What is being asked: Each line that includes "name" counts once; give the total and nothing besides.

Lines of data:
--- start ---

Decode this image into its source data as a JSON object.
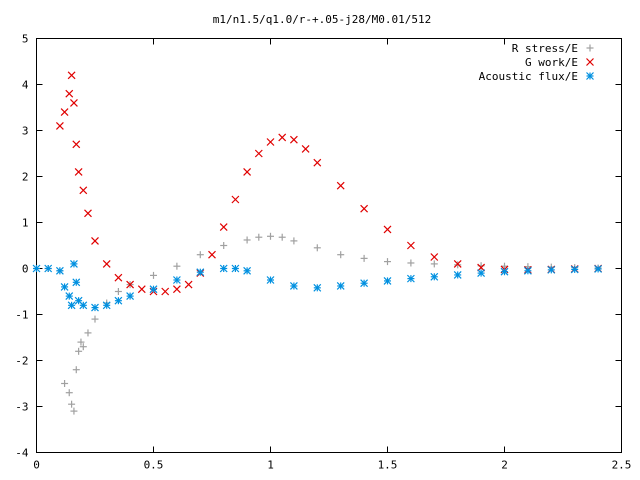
{
  "chart_data": {
    "type": "scatter",
    "title": "m1/n1.5/q1.0/r-+.05-j28/M0.01/512",
    "xlabel": "",
    "ylabel": "",
    "xlim": [
      0,
      2.5
    ],
    "ylim": [
      -4,
      5
    ],
    "xticks": [
      "0",
      "0.5",
      "1",
      "1.5",
      "2",
      "2.5"
    ],
    "yticks": [
      "-4",
      "-3",
      "-2",
      "-1",
      "0",
      "1",
      "2",
      "3",
      "4",
      "5"
    ],
    "grid": false,
    "legend_position": "top-right",
    "series": [
      {
        "name": "R stress/E",
        "marker": "plus",
        "color": "#a0a0a0",
        "x": [
          0.0,
          0.05,
          0.1,
          0.12,
          0.14,
          0.15,
          0.16,
          0.17,
          0.18,
          0.19,
          0.2,
          0.22,
          0.25,
          0.3,
          0.35,
          0.4,
          0.5,
          0.6,
          0.7,
          0.8,
          0.9,
          0.95,
          1.0,
          1.05,
          1.1,
          1.2,
          1.3,
          1.4,
          1.5,
          1.6,
          1.7,
          1.8,
          1.9,
          2.0,
          2.1,
          2.2,
          2.3,
          2.4
        ],
        "y": [
          0.0,
          0.0,
          -0.05,
          -2.5,
          -2.7,
          -2.95,
          -3.1,
          -2.2,
          -1.8,
          -1.6,
          -1.7,
          -1.4,
          -1.1,
          -0.75,
          -0.5,
          -0.35,
          -0.15,
          0.05,
          0.3,
          0.5,
          0.62,
          0.68,
          0.7,
          0.68,
          0.6,
          0.45,
          0.3,
          0.22,
          0.15,
          0.12,
          0.1,
          0.08,
          0.06,
          0.05,
          0.04,
          0.03,
          0.02,
          0.01
        ]
      },
      {
        "name": "G work/E",
        "marker": "cross",
        "color": "#e00000",
        "x": [
          0.1,
          0.12,
          0.14,
          0.15,
          0.16,
          0.17,
          0.18,
          0.2,
          0.22,
          0.25,
          0.3,
          0.35,
          0.4,
          0.45,
          0.5,
          0.55,
          0.6,
          0.65,
          0.7,
          0.75,
          0.8,
          0.85,
          0.9,
          0.95,
          1.0,
          1.05,
          1.1,
          1.15,
          1.2,
          1.3,
          1.4,
          1.5,
          1.6,
          1.7,
          1.8,
          1.9,
          2.0,
          2.1,
          2.2,
          2.3,
          2.4
        ],
        "y": [
          3.1,
          3.4,
          3.8,
          4.2,
          3.6,
          2.7,
          2.1,
          1.7,
          1.2,
          0.6,
          0.1,
          -0.2,
          -0.35,
          -0.45,
          -0.5,
          -0.5,
          -0.45,
          -0.35,
          -0.1,
          0.3,
          0.9,
          1.5,
          2.1,
          2.5,
          2.75,
          2.85,
          2.8,
          2.6,
          2.3,
          1.8,
          1.3,
          0.85,
          0.5,
          0.25,
          0.1,
          0.02,
          -0.02,
          -0.03,
          -0.02,
          -0.01,
          0.0
        ]
      },
      {
        "name": "Acoustic flux/E",
        "marker": "star",
        "color": "#0090e0",
        "x": [
          0.0,
          0.05,
          0.1,
          0.12,
          0.14,
          0.15,
          0.16,
          0.17,
          0.18,
          0.2,
          0.25,
          0.3,
          0.35,
          0.4,
          0.5,
          0.6,
          0.7,
          0.8,
          0.85,
          0.9,
          1.0,
          1.1,
          1.2,
          1.3,
          1.4,
          1.5,
          1.6,
          1.7,
          1.8,
          1.9,
          2.0,
          2.1,
          2.2,
          2.3,
          2.4
        ],
        "y": [
          0.0,
          0.0,
          -0.05,
          -0.4,
          -0.6,
          -0.8,
          0.1,
          -0.3,
          -0.7,
          -0.8,
          -0.85,
          -0.8,
          -0.7,
          -0.6,
          -0.45,
          -0.25,
          -0.08,
          0.0,
          0.0,
          -0.05,
          -0.25,
          -0.38,
          -0.42,
          -0.38,
          -0.32,
          -0.27,
          -0.22,
          -0.18,
          -0.14,
          -0.1,
          -0.07,
          -0.05,
          -0.03,
          -0.02,
          -0.01
        ]
      }
    ]
  }
}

--- end ---

Solution to the exercise: 3